--- Excerpted data ---

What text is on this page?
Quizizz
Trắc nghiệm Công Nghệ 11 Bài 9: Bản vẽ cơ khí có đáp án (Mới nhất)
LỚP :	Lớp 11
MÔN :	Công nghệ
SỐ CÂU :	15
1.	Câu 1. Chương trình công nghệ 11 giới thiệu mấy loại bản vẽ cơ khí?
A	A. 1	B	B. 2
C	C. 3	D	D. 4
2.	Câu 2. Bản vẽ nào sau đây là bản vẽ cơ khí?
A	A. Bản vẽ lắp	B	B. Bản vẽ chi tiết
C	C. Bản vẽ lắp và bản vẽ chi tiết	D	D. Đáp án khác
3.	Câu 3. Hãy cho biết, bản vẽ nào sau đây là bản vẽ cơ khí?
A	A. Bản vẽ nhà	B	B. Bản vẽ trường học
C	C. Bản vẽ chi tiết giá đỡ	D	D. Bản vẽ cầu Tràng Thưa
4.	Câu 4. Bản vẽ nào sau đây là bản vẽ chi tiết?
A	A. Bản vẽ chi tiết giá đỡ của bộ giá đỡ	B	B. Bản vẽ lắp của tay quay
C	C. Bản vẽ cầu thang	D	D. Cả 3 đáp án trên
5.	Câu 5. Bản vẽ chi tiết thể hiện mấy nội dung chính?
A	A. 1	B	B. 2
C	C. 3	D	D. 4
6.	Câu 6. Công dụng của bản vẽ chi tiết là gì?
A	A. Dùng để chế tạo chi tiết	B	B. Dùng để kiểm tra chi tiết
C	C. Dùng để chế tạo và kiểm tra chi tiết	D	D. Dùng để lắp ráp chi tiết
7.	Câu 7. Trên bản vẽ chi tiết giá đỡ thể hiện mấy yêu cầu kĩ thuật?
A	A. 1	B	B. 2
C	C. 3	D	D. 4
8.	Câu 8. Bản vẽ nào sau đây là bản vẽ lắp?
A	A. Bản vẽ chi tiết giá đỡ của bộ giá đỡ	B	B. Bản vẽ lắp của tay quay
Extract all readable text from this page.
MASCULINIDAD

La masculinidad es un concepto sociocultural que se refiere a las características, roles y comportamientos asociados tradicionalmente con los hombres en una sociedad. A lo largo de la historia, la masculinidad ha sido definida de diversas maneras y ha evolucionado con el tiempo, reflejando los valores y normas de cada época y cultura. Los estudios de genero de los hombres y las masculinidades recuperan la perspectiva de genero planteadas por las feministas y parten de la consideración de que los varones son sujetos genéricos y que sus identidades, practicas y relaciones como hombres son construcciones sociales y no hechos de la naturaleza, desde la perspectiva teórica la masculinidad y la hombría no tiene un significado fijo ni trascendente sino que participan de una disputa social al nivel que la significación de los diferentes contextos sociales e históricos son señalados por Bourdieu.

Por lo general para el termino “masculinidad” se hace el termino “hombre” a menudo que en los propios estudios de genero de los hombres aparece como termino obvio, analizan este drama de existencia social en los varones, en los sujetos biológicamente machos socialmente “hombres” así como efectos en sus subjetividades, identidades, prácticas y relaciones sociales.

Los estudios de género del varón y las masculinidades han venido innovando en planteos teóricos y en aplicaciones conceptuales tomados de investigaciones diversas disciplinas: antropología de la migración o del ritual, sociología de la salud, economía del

---

▶ **Goal**
Write out every entry above, word for word.

▶ **Task solution**
What text is on this page?
Quizizz
Trắc nghiệm Công Nghệ 11 Bài 9: Bản vẽ cơ khí có đáp án (Mới nhất)
LỚP :	Lớp 11
MÔN :	Công nghệ
SỐ CÂU :	15
1.	Câu 1. Chương trình công nghệ 11 giới thiệu mấy loại bản vẽ cơ khí?
A	A. 1	B	B. 2
C	C. 3	D	D. 4
2.	Câu 2. Bản vẽ nào sau đây là bản vẽ cơ khí?
A	A. Bản vẽ lắp	B	B. Bản vẽ chi tiết
C	C. Bản vẽ lắp và bản vẽ chi tiết	D	D. Đáp án khác
3.	Câu 3. Hãy cho biết, bản vẽ nào sau đây là bản vẽ cơ khí?
A	A. Bản vẽ nhà	B	B. Bản vẽ trường học
C	C. Bản vẽ chi tiết giá đỡ	D	D. Bản vẽ cầu Tràng Thưa
4.	Câu 4. Bản vẽ nào sau đây là bản vẽ chi tiết?
A	A. Bản vẽ chi tiết giá đỡ của bộ giá đỡ	B	B. Bản vẽ lắp của tay quay
C	C. Bản vẽ cầu thang	D	D. Cả 3 đáp án trên
5.	Câu 5. Bản vẽ chi tiết thể hiện mấy nội dung chính?
A	A. 1	B	B. 2
C	C. 3	D	D. 4
6.	Câu 6. Công dụng của bản vẽ chi tiết là gì?
A	A. Dùng để chế tạo chi tiết	B	B. Dùng để kiểm tra chi tiết
C	C. Dùng để chế tạo và kiểm tra chi tiết	D	D. Dùng để lắp ráp chi tiết
7.	Câu 7. Trên bản vẽ chi tiết giá đỡ thể hiện mấy yêu cầu kĩ thuật?
A	A. 1	B	B. 2
C	C. 3	D	D. 4
8.	Câu 8. Bản vẽ nào sau đây là bản vẽ lắp?
A	A. Bản vẽ chi tiết giá đỡ của bộ giá đỡ	B	B. Bản vẽ lắp của tay quay
Extract all readable text from this page.
MASCULINIDAD

La masculinidad es un concepto sociocultural que se refiere a las características, roles y comportamientos asociados tradicionalmente con los hombres en una sociedad. A lo largo de la historia, la masculinidad ha sido definida de diversas maneras y ha evolucionado con el tiempo, reflejando los valores y normas de cada época y cultura. Los estudios de genero de los hombres y las masculinidades recuperan la perspectiva de genero planteadas por las feministas y parten de la consideración de que los varones son sujetos genéricos y que sus identidades, practicas y relaciones como hombres son construcciones sociales y no hechos de la naturaleza, desde la perspectiva teórica la masculinidad y la hombría no tiene un significado fijo ni trascendente sino que participan de una disputa social al nivel que la significación de los diferentes contextos sociales e históricos son señalados por Bourdieu.

Por lo general para el termino “masculinidad” se hace el termino “hombre” a menudo que en los propios estudios de genero de los hombres aparece como termino obvio, analizan este drama de existencia social en los varones, en los sujetos biológicamente machos socialmente “hombres” así como efectos en sus subjetividades, identidades, prácticas y relaciones sociales.

Los estudios de género del varón y las masculinidades han venido innovando en planteos teóricos y en aplicaciones conceptuales tomados de investigaciones diversas disciplinas: antropología de la migración o del ritual, sociología de la salud, economía del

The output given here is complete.